(Enunciado)
Reproduce sin cambios las líneas de las entradas que van desde la que contiene "- sunshine-bar: [439, 247, 444, 341]" hasta la que contiene "- rain-bar: [1336, 341, 1341, 482]", ambas incluidas.

(Líneas de datos)
----
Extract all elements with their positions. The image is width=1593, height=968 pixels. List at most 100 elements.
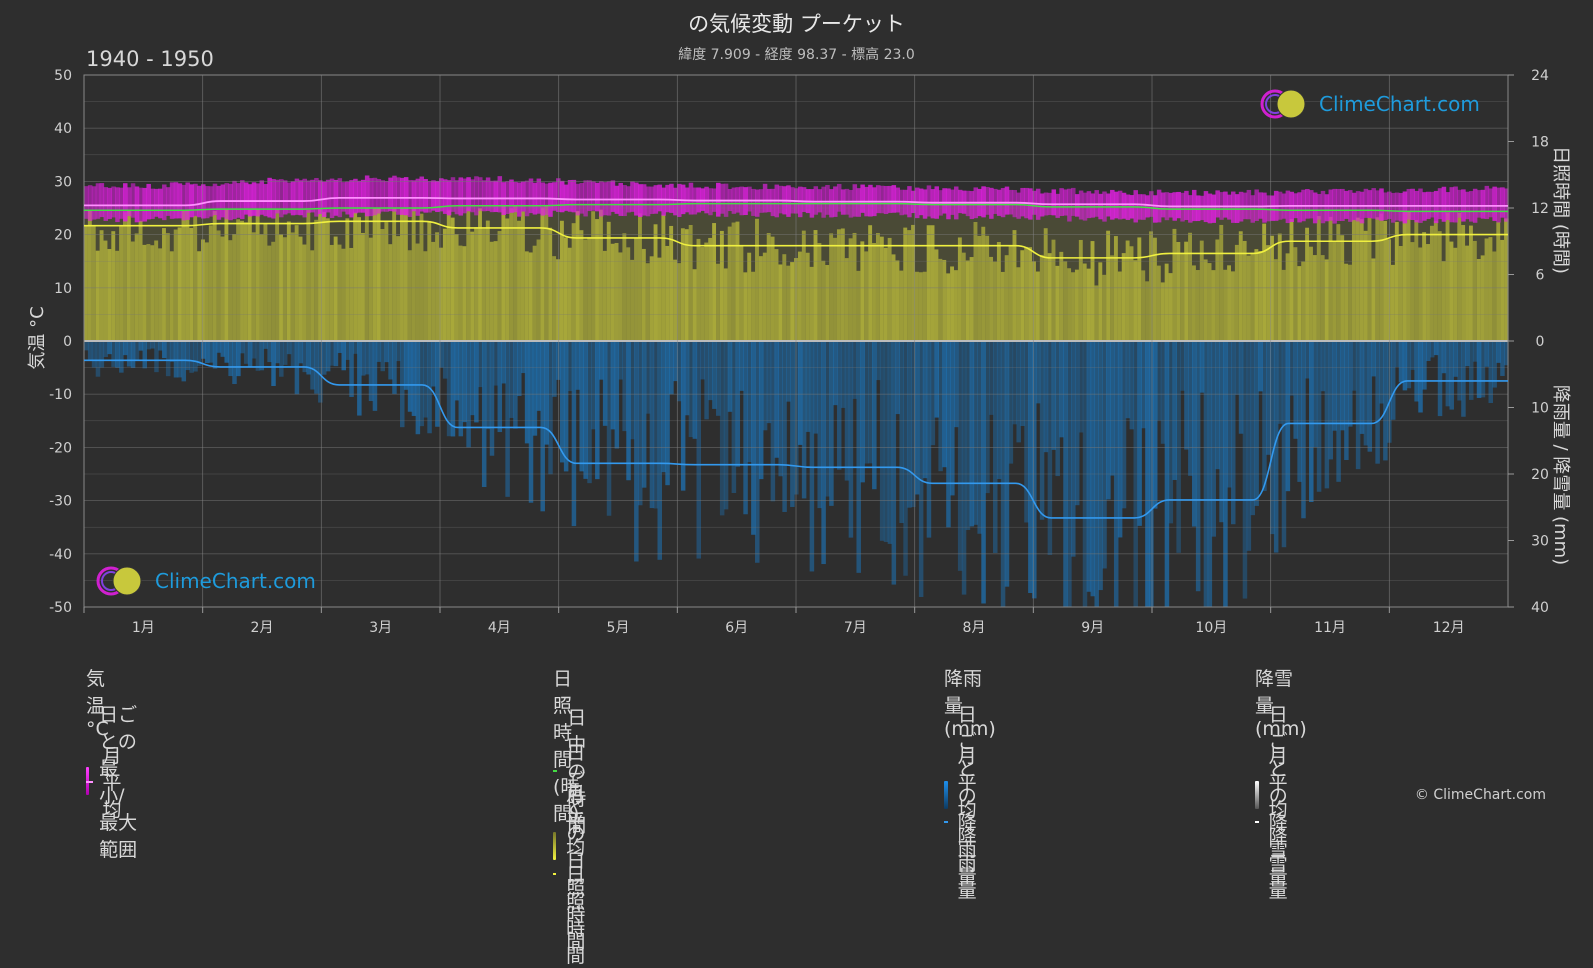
- sunshine-bar: [439, 247, 444, 341]
- temp-range-bar: [1145, 195, 1150, 218]
- sunshine-bar: [598, 209, 604, 341]
- rain-bar: [833, 341, 838, 406]
- sunshine-bar: [1414, 220, 1419, 341]
- rain-bar: [470, 341, 475, 416]
- temp-range-bar: [700, 188, 705, 211]
- rain-bar: [1336, 341, 1341, 482]
- y-left-tick-label: -30: [49, 494, 72, 510]
- temp-range-bar: [509, 179, 514, 213]
- sunshine-bar: [961, 252, 967, 341]
- temp-range-bar: [185, 182, 190, 220]
- sunshine-bar: [626, 247, 631, 341]
- sunshine-bar: [333, 236, 339, 341]
- rain-bar: [1160, 341, 1166, 444]
- sunshine-bar: [318, 208, 323, 341]
- rain-bar: [1410, 341, 1415, 370]
- sunshine-bar: [1125, 240, 1131, 341]
- rain-bar: [1402, 341, 1408, 391]
- temp-range-bar: [1055, 193, 1060, 218]
- sunshine-bar: [376, 208, 382, 341]
- sunshine-bar: [372, 208, 378, 341]
- sunshine-bar: [1496, 222, 1501, 341]
- temp-range-bar: [1059, 188, 1064, 216]
- rain-bar: [1348, 341, 1353, 427]
- temp-range-bar: [1297, 192, 1302, 223]
- temp-range-bar: [212, 183, 218, 216]
- sunshine-bar: [1355, 217, 1361, 341]
- rain-bar: [1468, 341, 1474, 400]
- temp-range-bar: [154, 188, 159, 217]
- sunshine-bar: [653, 224, 659, 341]
- temp-range-bar: [993, 188, 998, 214]
- sunshine-bar: [723, 268, 729, 341]
- sunshine-bar: [1110, 255, 1115, 341]
- sunshine-bar: [1094, 285, 1099, 341]
- sunshine-bar: [458, 245, 464, 341]
- rain-bar: [474, 341, 479, 423]
- sunshine-bar: [357, 217, 362, 341]
- sunshine-bar: [1238, 231, 1244, 341]
- rain-bar: [727, 341, 733, 412]
- rain-bar: [263, 341, 268, 349]
- rain-bar: [1012, 341, 1018, 425]
- rain-bar: [595, 341, 600, 480]
- rain-bar: [458, 341, 464, 437]
- rain-bar: [1453, 341, 1458, 377]
- sunshine-bar: [146, 244, 151, 341]
- rain-bar: [321, 341, 327, 375]
- rain-bar: [677, 341, 682, 402]
- rain-bar: [134, 341, 140, 361]
- sunshine-bar: [758, 256, 764, 341]
- rain-bar: [1039, 341, 1045, 520]
- rain-bar: [310, 341, 315, 390]
- temp-range-bar: [637, 184, 643, 217]
- temp-range-bar: [1449, 187, 1454, 223]
- x-tick-label: 4月: [488, 620, 511, 636]
- sunshine-bar: [282, 237, 288, 341]
- temp-range-bar: [271, 179, 276, 219]
- rain-bar: [637, 341, 643, 506]
- rain-bar: [99, 341, 105, 368]
- daylight-line: [84, 202, 1508, 213]
- rain-bar: [154, 341, 159, 373]
- rain-bar: [1254, 341, 1259, 506]
- sunshine-bar: [1316, 216, 1322, 341]
- temp-range-bar: [423, 179, 428, 213]
- sunshine-bar: [1472, 240, 1478, 341]
- rain-bar: [442, 341, 448, 379]
- rain-bar: [860, 341, 865, 483]
- rain-bar: [111, 341, 116, 367]
- sunshine-bar: [778, 264, 783, 341]
- sunshine-bar: [833, 237, 838, 341]
- sunshine-bar: [392, 207, 397, 341]
- sunshine-bar: [1242, 240, 1248, 341]
- sunshine-bar: [423, 251, 428, 341]
- rain-bar: [1480, 341, 1486, 398]
- sunshine-bar: [1301, 261, 1306, 341]
- rain-bar: [743, 341, 748, 515]
- sunshine-bar: [1008, 245, 1014, 341]
- x-tick-label: 3月: [369, 620, 392, 636]
- temp-range-bar: [107, 187, 112, 219]
- legend-snow-avg: 月平均降雪量: [1255, 741, 1298, 903]
- rain-bar: [142, 341, 148, 369]
- rain-bar: [1032, 341, 1037, 599]
- rain-bar: [692, 341, 698, 439]
- sunshine-bar: [349, 247, 354, 341]
- rain-bar: [333, 341, 339, 367]
- temp-range-bar: [450, 177, 456, 212]
- sunshine-bar: [1102, 274, 1107, 341]
- rain-bar: [852, 341, 858, 399]
- sunshine-bar: [1086, 268, 1092, 341]
- sunshine-bar: [1035, 271, 1041, 341]
- sunshine-bar: [669, 225, 674, 341]
- sunshine-bar: [993, 261, 998, 341]
- sunshine-bar: [181, 209, 187, 341]
- sunshine-bar: [298, 236, 304, 341]
- temp-range-bar: [466, 177, 471, 212]
- sunshine-bar: [579, 230, 584, 341]
- rain-bar: [700, 341, 705, 380]
- temp-range-bar: [801, 187, 807, 212]
- rain-bar: [1246, 341, 1252, 551]
- rain-bar: [1071, 341, 1076, 557]
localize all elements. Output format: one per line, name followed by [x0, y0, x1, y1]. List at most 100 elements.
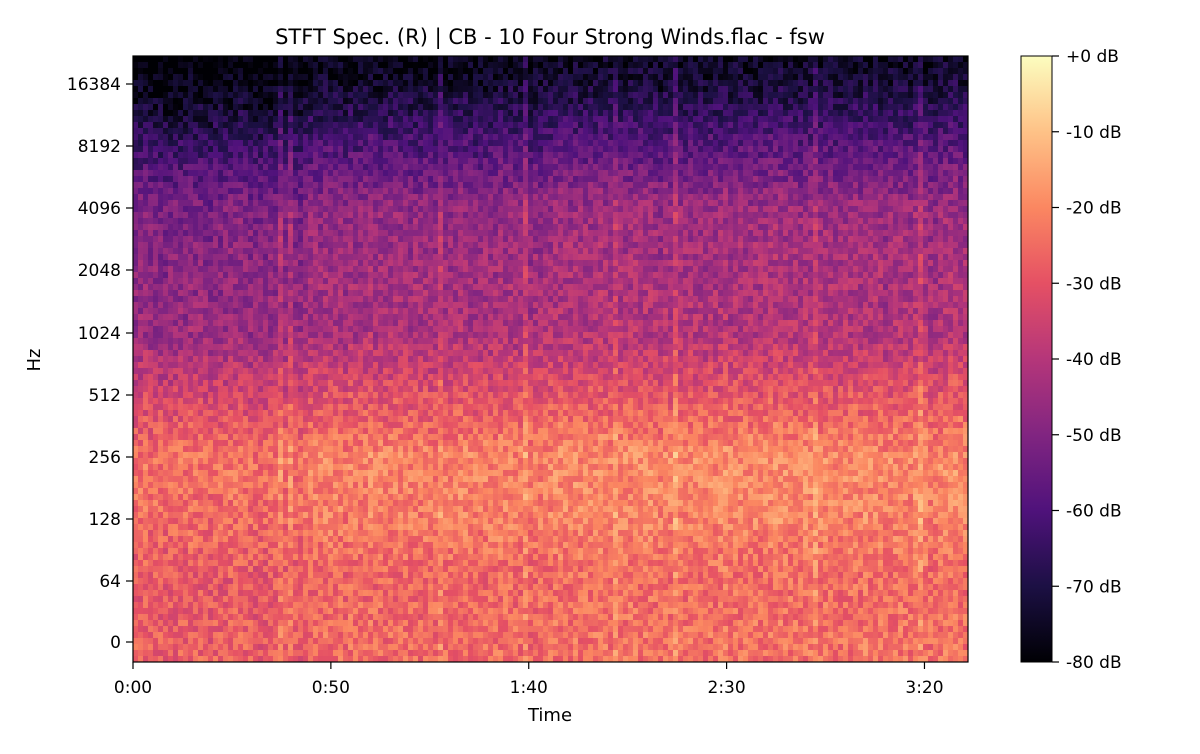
- heat-cell: [363, 536, 369, 543]
- heat-cell: [358, 404, 364, 411]
- heat-cell: [243, 92, 249, 99]
- heat-cell: [338, 524, 344, 531]
- heat-cell: [278, 452, 284, 459]
- heat-cell: [318, 536, 324, 543]
- heat-cell: [263, 110, 269, 117]
- heat-cell: [238, 200, 244, 207]
- heat-cell: [163, 608, 169, 615]
- heat-cell: [318, 122, 324, 129]
- heat-cell: [308, 242, 314, 249]
- heat-cell: [233, 176, 239, 183]
- heat-cell: [308, 122, 314, 129]
- heat-cell: [348, 176, 354, 183]
- heat-cell: [328, 176, 334, 183]
- heat-cell: [223, 158, 229, 165]
- heat-cell: [158, 392, 164, 399]
- heat-cell: [318, 440, 324, 447]
- heat-cell: [308, 410, 314, 417]
- heat-cell: [308, 98, 314, 105]
- heat-cell: [168, 560, 174, 567]
- heat-cell: [143, 560, 149, 567]
- heat-cell: [208, 404, 214, 411]
- heat-cell: [258, 440, 264, 447]
- heat-cell: [188, 92, 194, 99]
- heat-cell: [193, 404, 199, 411]
- heat-cell: [213, 326, 219, 333]
- heat-cell: [343, 590, 349, 597]
- heat-cell: [368, 194, 374, 201]
- heat-cell: [263, 242, 269, 249]
- heat-cell: [243, 140, 249, 147]
- heat-cell: [368, 80, 374, 87]
- heat-cell: [133, 626, 139, 633]
- heat-cell: [373, 74, 379, 81]
- heat-cell: [198, 470, 204, 477]
- heat-cell: [303, 392, 309, 399]
- heat-cell: [273, 650, 279, 657]
- heat-cell: [273, 392, 279, 399]
- heat-cell: [378, 92, 384, 99]
- heat-cell: [163, 86, 169, 93]
- heat-cell: [303, 122, 309, 129]
- heat-cell: [278, 470, 284, 477]
- heat-cell: [273, 608, 279, 615]
- heat-cell: [328, 158, 334, 165]
- heat-cell: [373, 428, 379, 435]
- heat-cell: [263, 434, 269, 441]
- heat-cell: [283, 602, 289, 609]
- heat-cell: [288, 392, 294, 399]
- heat-cell: [183, 314, 189, 321]
- heat-cell: [263, 476, 269, 483]
- heat-cell: [223, 536, 229, 543]
- heat-cell: [198, 578, 204, 585]
- heat-cell: [138, 476, 144, 483]
- heat-cell: [373, 80, 379, 87]
- heat-cell: [353, 350, 359, 357]
- heat-cell: [318, 530, 324, 537]
- heat-cell: [318, 368, 324, 375]
- heat-cell: [208, 398, 214, 405]
- heat-cell: [333, 314, 339, 321]
- heat-cell: [223, 302, 229, 309]
- heat-cell: [233, 446, 239, 453]
- heat-cell: [158, 368, 164, 375]
- heat-cell: [143, 650, 149, 657]
- heat-cell: [143, 80, 149, 87]
- heat-cell: [338, 452, 344, 459]
- heat-cell: [188, 452, 194, 459]
- heat-cell: [188, 182, 194, 189]
- heat-cell: [243, 266, 249, 273]
- heat-cell: [193, 182, 199, 189]
- heat-cell: [288, 482, 294, 489]
- heat-cell: [303, 284, 309, 291]
- heat-cell: [318, 416, 324, 423]
- heat-cell: [188, 422, 194, 429]
- heat-cell: [228, 140, 234, 147]
- heat-cell: [353, 452, 359, 459]
- heat-cell: [158, 584, 164, 591]
- heat-cell: [133, 206, 139, 213]
- heat-cell: [338, 638, 344, 645]
- heat-cell: [153, 608, 159, 615]
- heat-cell: [283, 218, 289, 225]
- heat-cell: [333, 260, 339, 267]
- heat-cell: [268, 548, 274, 555]
- heat-cell: [368, 386, 374, 393]
- heat-cell: [248, 626, 254, 633]
- heat-cell: [158, 644, 164, 651]
- heat-cell: [338, 440, 344, 447]
- heat-cell: [358, 374, 364, 381]
- heat-cell: [358, 116, 364, 123]
- heat-cell: [348, 380, 354, 387]
- heat-cell: [343, 254, 349, 261]
- heat-cell: [343, 140, 349, 147]
- heat-cell: [283, 362, 289, 369]
- heat-cell: [148, 344, 154, 351]
- heat-cell: [223, 590, 229, 597]
- heat-cell: [208, 242, 214, 249]
- heat-cell: [303, 386, 309, 393]
- heat-cell: [333, 434, 339, 441]
- heat-cell: [238, 284, 244, 291]
- heat-cell: [143, 512, 149, 519]
- heat-cell: [158, 542, 164, 549]
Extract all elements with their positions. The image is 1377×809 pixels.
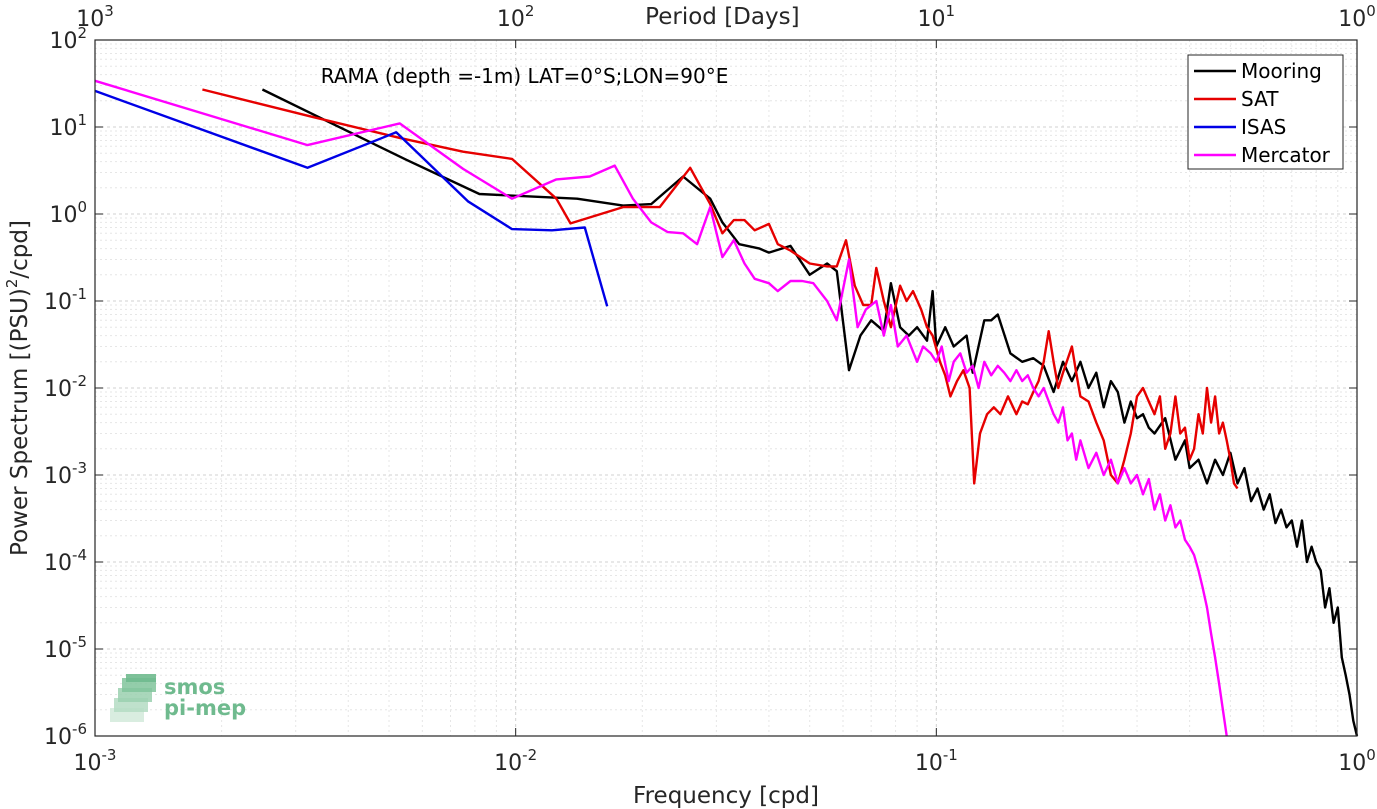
y-tick-label-exponent: -6: [72, 720, 87, 738]
y-tick-label-base: 10: [49, 29, 77, 54]
y-tick-label: 10-4: [44, 546, 87, 576]
top-tick-label: 103: [76, 2, 114, 32]
grid-lines: [94, 40, 1357, 737]
y-tick-label: 10-6: [44, 720, 87, 750]
legend-label-isas: ISAS: [1241, 115, 1286, 139]
top-tick-label-base: 10: [76, 7, 104, 32]
y-tick-label-exponent: 1: [77, 111, 87, 129]
x-tick-label-base: 10: [494, 751, 522, 776]
series-line-mercator: [94, 79, 1228, 737]
x-tick-label-base: 10: [915, 751, 943, 776]
station-annotation: RAMA (depth =-1m) LAT=0°S;LON=90°E: [321, 64, 729, 88]
x-tick-label-exponent: -3: [102, 746, 117, 764]
logo-text-smos: smos: [164, 675, 225, 699]
top-tick-label-base: 10: [918, 7, 946, 32]
y-tick-label-exponent: 0: [77, 198, 87, 216]
x-tick-label: 10-3: [74, 746, 117, 776]
legend-label-sat: SAT: [1241, 87, 1279, 111]
y-tick-label: 101: [49, 111, 87, 141]
x-tick-label-exponent: -2: [522, 746, 537, 764]
legend-label-mooring: Mooring: [1241, 59, 1322, 83]
y-tick-label-exponent: 2: [77, 24, 87, 42]
top-tick-label-base: 10: [1338, 7, 1366, 32]
logo-mark-icon: [110, 674, 156, 722]
series-line-sat: [202, 88, 1239, 490]
y-tick-label-base: 10: [44, 638, 72, 663]
y-tick-label: 102: [49, 24, 87, 54]
top-tick-label: 101: [918, 2, 956, 32]
top-tick-label-base: 10: [497, 7, 525, 32]
x-tick-label: 10-2: [494, 746, 537, 776]
x-tick-label: 100: [1338, 746, 1376, 776]
y-axis-label-sup: 2: [3, 279, 21, 289]
y-tick-label-exponent: -4: [72, 546, 87, 564]
y-tick-label: 10-1: [44, 285, 87, 315]
y-tick-label: 10-3: [44, 459, 87, 489]
y-tick-label-exponent: -5: [72, 633, 87, 651]
tick-marks: [94, 39, 1358, 737]
y-axis-label-prefix: Power Spectrum [(PSU): [7, 288, 33, 556]
x-tick-label-base: 10: [74, 751, 102, 776]
y-tick-label-exponent: -1: [72, 285, 87, 303]
legend-box: [1187, 54, 1344, 170]
top-tick-label-exponent: 0: [1366, 2, 1376, 20]
y-tick-label-base: 10: [49, 203, 77, 228]
top-tick-label-exponent: 2: [525, 2, 535, 20]
top-tick-label: 102: [497, 2, 535, 32]
top-x-axis-label: Period [Days]: [645, 4, 799, 30]
x-axis-label: Frequency [cpd]: [633, 783, 819, 809]
y-tick-label-base: 10: [44, 551, 72, 576]
y-tick-label: 10-2: [44, 372, 87, 402]
y-tick-label-base: 10: [44, 725, 72, 750]
top-tick-label: 100: [1338, 2, 1376, 32]
y-tick-label-base: 10: [44, 377, 72, 402]
y-tick-label-exponent: -2: [72, 372, 87, 390]
top-tick-label-exponent: 3: [104, 2, 114, 20]
series-line-mooring: [261, 88, 1359, 737]
x-tick-label-exponent: 0: [1366, 746, 1376, 764]
y-tick-label-exponent: -3: [72, 459, 87, 477]
legend-label-mercator: Mercator: [1241, 143, 1331, 167]
y-tick-label-base: 10: [44, 290, 72, 315]
y-tick-label: 100: [49, 198, 87, 228]
y-tick-label-base: 10: [49, 116, 77, 141]
x-tick-label: 10-1: [915, 746, 958, 776]
y-tick-label-base: 10: [44, 464, 72, 489]
y-axis-label: Power Spectrum [(PSU)2/cpd]: [3, 220, 33, 556]
x-tick-label-base: 10: [1338, 751, 1366, 776]
logo-text-pi-mep: pi-mep: [164, 696, 246, 720]
legend: Mooring SAT ISAS Mercator: [1187, 54, 1344, 170]
series-layer: [94, 79, 1359, 737]
y-axis-label-suffix: /cpd]: [7, 220, 33, 279]
top-tick-label-exponent: 1: [946, 2, 956, 20]
series-line-isas: [94, 89, 609, 307]
smos-pi-mep-logo: smos pi-mep: [110, 674, 246, 722]
x-tick-label-exponent: -1: [943, 746, 958, 764]
y-tick-label: 10-5: [44, 633, 87, 663]
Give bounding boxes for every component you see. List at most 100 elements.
----
(Respuesta escrita)
- sunshine-bar: [439, 247, 444, 341]
- temp-range-bar: [1145, 195, 1150, 218]
- sunshine-bar: [598, 209, 604, 341]
- rain-bar: [833, 341, 838, 406]
- sunshine-bar: [1414, 220, 1419, 341]
- rain-bar: [470, 341, 475, 416]
- temp-range-bar: [700, 188, 705, 211]
- rain-bar: [1336, 341, 1341, 482]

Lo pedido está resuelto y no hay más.